Pull each line holding "Derbyshire" out of the entries below.

· · ·

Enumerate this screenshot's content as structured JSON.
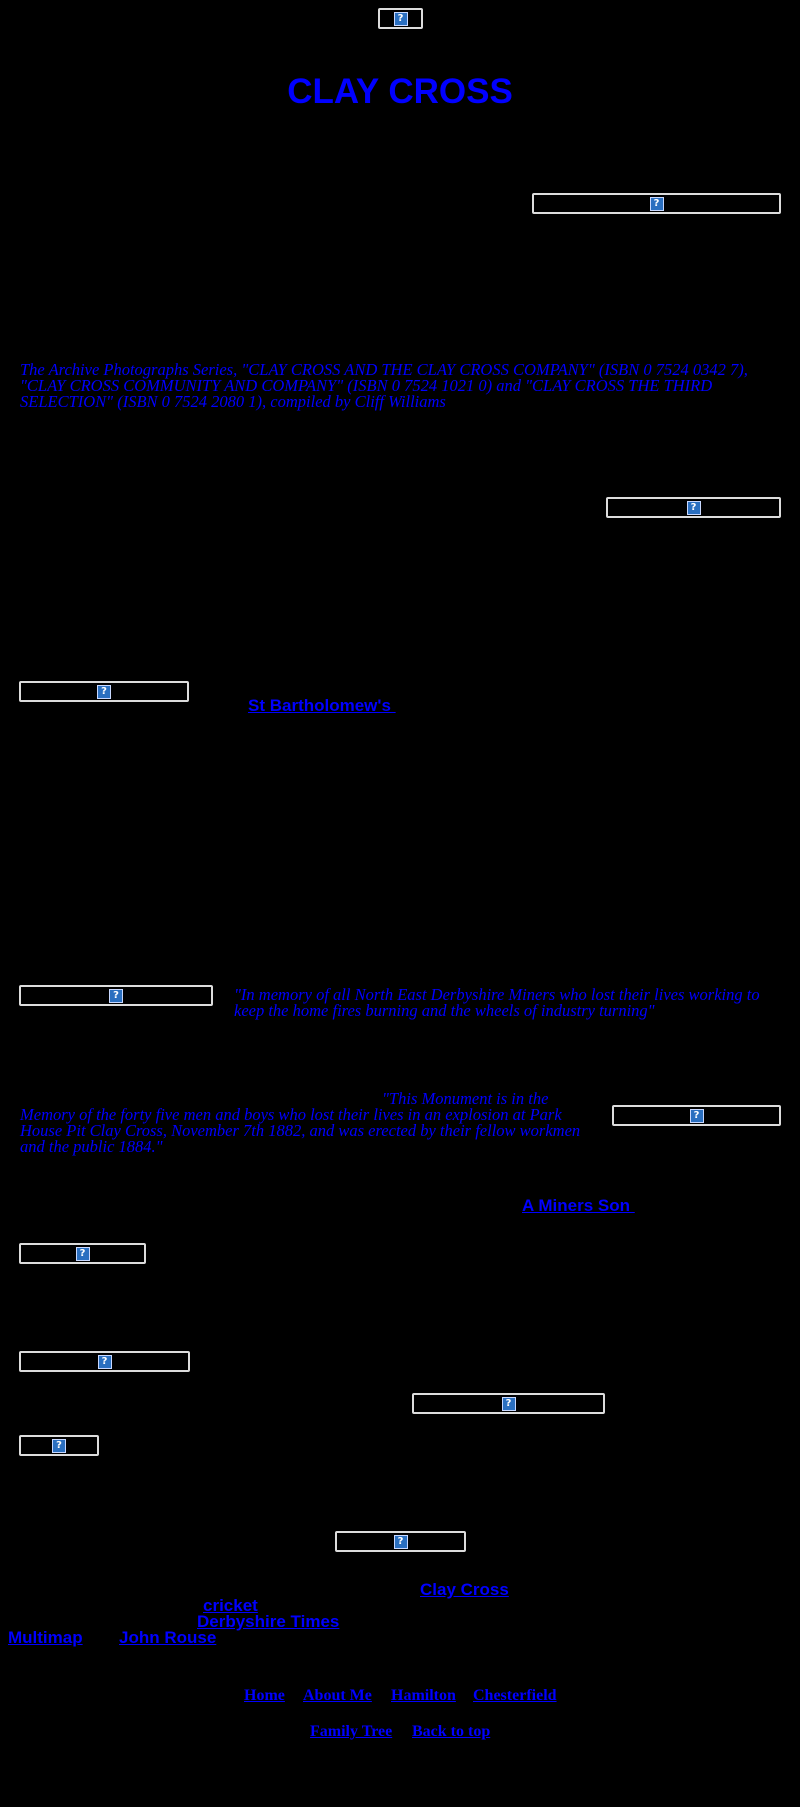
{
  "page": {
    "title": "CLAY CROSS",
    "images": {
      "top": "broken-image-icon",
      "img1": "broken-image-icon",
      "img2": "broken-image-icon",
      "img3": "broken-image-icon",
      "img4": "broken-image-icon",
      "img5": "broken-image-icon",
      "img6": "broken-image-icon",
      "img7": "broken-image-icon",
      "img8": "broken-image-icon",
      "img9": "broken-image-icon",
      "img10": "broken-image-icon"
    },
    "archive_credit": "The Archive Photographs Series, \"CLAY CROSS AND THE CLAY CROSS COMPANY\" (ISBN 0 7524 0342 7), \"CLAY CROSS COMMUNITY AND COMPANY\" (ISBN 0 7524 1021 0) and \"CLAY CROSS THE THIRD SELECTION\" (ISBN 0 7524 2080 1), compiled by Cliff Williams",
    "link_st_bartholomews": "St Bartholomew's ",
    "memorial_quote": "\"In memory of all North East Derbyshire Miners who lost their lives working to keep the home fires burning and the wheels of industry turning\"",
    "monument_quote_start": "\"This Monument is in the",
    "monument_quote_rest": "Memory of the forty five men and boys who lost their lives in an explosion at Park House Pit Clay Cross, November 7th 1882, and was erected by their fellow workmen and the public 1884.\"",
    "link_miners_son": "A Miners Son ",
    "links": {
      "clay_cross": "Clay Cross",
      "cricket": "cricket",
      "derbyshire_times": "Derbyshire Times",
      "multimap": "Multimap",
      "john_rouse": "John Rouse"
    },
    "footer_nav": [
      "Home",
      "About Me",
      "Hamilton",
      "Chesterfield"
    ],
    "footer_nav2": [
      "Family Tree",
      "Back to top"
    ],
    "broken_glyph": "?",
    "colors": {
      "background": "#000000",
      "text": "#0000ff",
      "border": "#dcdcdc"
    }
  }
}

· · ·

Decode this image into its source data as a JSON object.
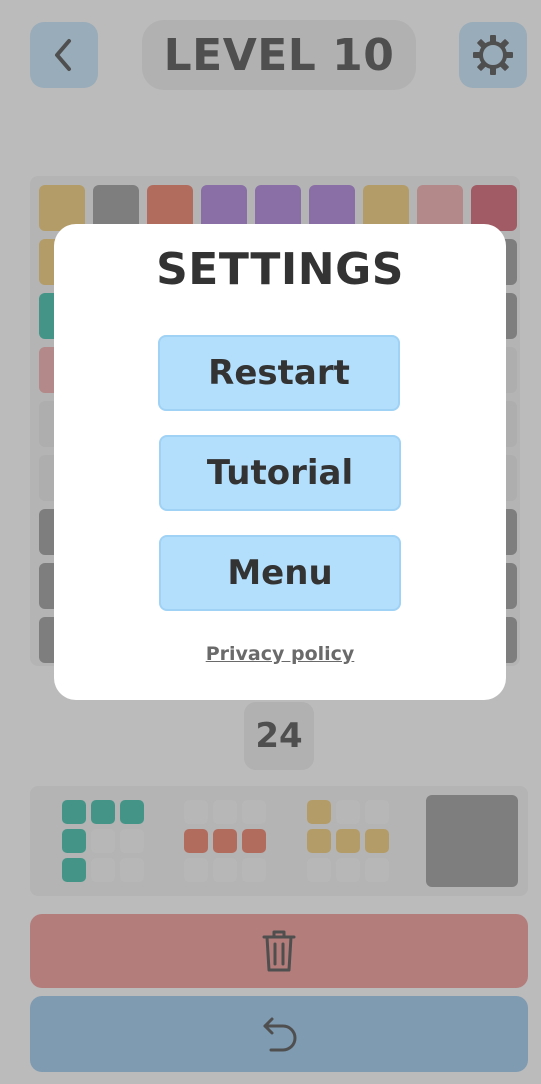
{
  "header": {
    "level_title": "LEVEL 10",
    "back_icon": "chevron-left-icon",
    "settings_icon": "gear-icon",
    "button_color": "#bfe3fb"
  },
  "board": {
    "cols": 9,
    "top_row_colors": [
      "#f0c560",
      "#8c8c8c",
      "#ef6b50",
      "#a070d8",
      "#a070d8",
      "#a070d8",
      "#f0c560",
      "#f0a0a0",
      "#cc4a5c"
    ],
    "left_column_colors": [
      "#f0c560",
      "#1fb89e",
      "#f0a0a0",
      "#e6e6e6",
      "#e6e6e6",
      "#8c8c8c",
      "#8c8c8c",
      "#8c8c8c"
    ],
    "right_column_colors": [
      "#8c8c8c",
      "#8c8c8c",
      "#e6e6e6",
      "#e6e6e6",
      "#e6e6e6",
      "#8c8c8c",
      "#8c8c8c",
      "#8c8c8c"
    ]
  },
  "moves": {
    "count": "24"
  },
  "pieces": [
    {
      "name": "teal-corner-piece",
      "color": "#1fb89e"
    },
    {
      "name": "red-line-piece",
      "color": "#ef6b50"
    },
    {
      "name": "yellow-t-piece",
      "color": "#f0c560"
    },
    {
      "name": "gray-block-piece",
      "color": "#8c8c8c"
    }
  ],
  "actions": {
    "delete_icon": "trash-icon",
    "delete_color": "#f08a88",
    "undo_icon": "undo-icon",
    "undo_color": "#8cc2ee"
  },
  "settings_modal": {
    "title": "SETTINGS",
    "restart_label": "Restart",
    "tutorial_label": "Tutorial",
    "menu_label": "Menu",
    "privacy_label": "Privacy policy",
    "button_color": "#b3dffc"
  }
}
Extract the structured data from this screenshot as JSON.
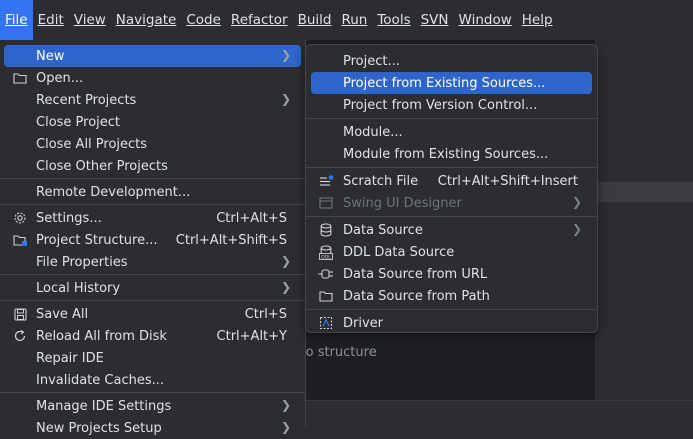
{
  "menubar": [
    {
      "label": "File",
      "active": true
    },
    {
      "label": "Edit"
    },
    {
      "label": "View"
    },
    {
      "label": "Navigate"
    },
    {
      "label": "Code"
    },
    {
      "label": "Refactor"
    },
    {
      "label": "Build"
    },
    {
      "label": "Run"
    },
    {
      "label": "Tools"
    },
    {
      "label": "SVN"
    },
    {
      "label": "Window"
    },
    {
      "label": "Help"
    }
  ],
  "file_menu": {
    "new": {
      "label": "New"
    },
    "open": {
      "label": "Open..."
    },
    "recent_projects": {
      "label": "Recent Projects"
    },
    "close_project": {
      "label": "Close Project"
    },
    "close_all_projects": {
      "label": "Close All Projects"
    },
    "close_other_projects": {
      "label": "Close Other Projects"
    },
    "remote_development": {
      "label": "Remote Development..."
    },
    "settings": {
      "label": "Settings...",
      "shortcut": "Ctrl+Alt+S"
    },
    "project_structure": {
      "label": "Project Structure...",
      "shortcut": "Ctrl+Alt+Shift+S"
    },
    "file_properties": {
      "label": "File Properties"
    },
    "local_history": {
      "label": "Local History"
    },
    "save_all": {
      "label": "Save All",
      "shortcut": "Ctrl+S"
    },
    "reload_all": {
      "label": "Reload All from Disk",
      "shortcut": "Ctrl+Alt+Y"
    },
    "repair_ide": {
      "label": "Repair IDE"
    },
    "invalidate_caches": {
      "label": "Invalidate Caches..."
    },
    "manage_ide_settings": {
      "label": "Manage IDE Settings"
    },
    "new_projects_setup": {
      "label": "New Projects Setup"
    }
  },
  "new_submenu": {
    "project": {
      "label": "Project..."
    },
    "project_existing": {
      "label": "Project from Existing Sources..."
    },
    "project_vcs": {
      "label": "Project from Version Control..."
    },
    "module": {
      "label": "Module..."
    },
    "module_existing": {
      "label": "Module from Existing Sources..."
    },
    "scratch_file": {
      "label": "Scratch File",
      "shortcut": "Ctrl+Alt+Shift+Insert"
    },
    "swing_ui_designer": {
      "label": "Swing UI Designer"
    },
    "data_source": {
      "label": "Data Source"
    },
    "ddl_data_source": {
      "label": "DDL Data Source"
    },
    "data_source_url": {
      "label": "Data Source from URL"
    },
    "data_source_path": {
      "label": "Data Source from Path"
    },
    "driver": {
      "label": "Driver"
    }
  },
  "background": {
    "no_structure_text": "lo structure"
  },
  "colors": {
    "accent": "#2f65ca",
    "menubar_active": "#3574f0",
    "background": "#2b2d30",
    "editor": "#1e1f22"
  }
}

· · ·

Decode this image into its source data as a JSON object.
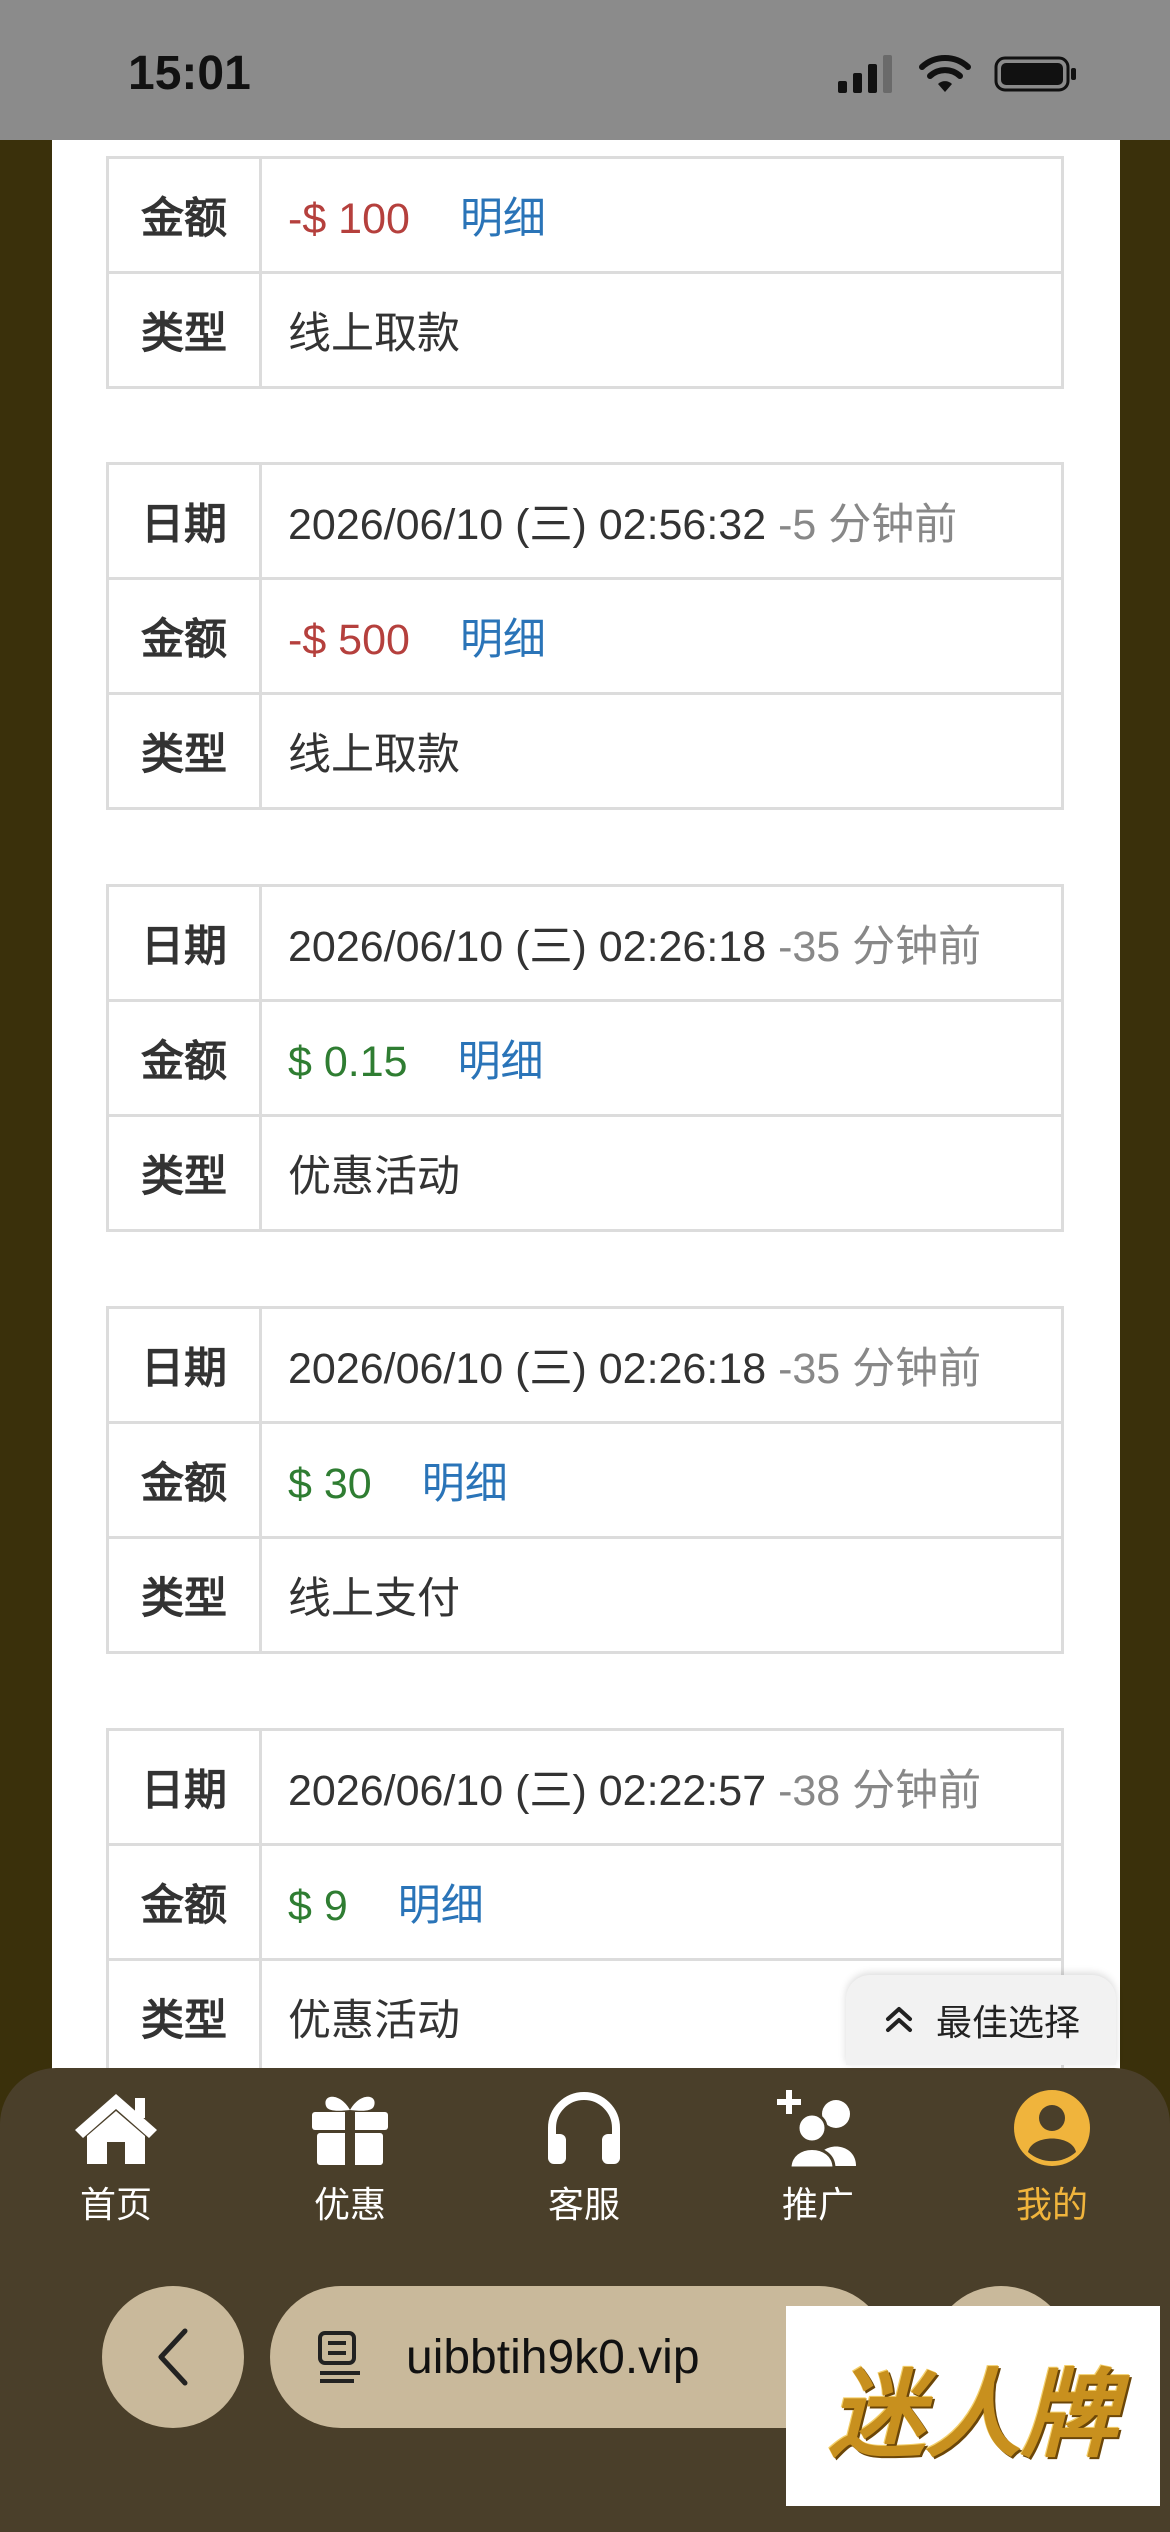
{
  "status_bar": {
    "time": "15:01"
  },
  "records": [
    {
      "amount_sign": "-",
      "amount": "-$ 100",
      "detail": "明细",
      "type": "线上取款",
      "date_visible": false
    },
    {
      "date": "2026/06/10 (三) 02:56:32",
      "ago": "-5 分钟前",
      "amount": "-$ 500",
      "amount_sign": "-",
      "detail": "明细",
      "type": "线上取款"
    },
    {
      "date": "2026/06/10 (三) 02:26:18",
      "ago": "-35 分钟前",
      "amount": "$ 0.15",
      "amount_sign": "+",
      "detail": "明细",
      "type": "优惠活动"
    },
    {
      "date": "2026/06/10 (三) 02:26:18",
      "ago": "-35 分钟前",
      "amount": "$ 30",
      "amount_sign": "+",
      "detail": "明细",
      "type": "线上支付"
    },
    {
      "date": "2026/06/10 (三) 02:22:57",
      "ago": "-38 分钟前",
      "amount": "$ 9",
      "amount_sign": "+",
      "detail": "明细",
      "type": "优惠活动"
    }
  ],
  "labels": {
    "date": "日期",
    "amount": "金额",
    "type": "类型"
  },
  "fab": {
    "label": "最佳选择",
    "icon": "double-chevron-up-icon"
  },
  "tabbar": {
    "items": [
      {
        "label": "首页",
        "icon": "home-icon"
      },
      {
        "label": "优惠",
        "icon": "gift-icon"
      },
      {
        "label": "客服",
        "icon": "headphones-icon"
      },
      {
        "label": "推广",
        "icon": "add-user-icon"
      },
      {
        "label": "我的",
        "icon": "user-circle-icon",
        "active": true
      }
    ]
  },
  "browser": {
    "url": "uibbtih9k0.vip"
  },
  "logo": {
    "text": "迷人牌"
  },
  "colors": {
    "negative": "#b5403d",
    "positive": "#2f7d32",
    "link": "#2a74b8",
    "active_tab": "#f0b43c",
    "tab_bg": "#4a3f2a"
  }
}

· · ·

[Final answer]
    "memorial_quote": "\"In memory of all North East Derbyshire Miners who lost their lives working to keep the home fires burning and the wheels of industry turning\"",
      "derbyshire_times": "Derbyshire Times",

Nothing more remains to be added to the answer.